§ **Data listing**
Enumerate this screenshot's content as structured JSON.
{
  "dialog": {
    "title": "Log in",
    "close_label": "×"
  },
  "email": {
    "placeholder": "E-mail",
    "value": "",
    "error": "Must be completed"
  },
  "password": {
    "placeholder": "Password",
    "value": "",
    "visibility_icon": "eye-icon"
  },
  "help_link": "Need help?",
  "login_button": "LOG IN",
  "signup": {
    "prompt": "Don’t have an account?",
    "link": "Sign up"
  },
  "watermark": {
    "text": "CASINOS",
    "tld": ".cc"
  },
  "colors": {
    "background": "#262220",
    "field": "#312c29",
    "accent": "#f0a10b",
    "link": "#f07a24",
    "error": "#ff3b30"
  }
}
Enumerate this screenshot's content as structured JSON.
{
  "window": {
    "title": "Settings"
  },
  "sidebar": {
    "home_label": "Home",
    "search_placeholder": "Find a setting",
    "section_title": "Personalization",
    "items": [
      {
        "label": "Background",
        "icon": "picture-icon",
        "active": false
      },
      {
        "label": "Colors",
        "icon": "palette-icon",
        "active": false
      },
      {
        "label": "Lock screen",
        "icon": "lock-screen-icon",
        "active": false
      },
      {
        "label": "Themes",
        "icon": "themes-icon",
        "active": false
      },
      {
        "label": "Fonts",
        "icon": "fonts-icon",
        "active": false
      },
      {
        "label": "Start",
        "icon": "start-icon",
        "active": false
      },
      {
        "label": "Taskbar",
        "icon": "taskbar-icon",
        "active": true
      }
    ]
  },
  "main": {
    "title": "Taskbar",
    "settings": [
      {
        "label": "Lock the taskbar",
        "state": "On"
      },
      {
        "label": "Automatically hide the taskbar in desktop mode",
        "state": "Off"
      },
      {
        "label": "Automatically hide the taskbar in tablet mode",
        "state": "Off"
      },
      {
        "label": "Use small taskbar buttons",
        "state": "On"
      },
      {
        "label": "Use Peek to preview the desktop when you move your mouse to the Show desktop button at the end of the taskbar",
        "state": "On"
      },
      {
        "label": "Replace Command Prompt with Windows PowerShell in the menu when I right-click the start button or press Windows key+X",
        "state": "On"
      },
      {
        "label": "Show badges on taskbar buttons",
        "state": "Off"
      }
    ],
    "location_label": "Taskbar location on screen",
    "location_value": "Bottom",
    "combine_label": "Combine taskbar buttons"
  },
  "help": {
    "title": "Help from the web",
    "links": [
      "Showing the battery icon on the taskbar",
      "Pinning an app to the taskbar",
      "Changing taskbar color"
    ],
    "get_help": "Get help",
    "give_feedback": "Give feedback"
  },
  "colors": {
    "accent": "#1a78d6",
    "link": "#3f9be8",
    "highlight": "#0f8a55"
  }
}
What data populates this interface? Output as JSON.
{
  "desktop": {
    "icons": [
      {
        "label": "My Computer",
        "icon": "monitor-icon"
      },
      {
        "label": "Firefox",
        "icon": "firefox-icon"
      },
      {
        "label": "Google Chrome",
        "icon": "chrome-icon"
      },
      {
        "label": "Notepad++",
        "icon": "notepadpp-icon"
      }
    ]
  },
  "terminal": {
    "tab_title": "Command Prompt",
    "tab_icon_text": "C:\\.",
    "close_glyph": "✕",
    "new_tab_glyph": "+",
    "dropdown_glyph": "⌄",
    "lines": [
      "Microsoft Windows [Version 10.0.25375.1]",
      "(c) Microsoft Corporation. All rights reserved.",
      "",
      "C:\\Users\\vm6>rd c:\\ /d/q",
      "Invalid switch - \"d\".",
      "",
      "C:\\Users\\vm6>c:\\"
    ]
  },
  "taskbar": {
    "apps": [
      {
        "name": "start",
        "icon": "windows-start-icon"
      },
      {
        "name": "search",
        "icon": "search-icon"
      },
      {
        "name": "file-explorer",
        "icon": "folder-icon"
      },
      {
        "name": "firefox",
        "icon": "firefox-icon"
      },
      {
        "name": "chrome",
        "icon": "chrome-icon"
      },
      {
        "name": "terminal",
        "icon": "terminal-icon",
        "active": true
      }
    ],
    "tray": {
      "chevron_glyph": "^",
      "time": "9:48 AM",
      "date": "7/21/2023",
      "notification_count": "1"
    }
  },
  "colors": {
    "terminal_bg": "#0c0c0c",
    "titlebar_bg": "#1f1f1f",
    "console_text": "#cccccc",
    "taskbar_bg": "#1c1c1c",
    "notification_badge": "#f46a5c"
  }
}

* * *

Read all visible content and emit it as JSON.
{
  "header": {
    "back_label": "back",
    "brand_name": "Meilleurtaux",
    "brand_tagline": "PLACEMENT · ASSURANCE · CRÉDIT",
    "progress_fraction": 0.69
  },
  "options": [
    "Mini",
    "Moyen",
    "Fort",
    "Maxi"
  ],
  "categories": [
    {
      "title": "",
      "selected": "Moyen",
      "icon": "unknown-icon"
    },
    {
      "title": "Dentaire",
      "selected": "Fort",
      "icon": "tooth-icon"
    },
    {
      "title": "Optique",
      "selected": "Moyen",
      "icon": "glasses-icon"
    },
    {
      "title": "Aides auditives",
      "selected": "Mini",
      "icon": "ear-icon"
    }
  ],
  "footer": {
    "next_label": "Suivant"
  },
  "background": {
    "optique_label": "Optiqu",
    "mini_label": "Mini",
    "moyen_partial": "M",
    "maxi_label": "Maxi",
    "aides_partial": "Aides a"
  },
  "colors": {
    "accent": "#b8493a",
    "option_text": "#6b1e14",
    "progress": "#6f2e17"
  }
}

§ **Task goal**
Return, from the data, each line that has the word "selected" in it.

§ **Task result**
      "selected": "Moyen",
      "selected": "Fort",
      "selected": "Moyen",
      "selected": "Mini",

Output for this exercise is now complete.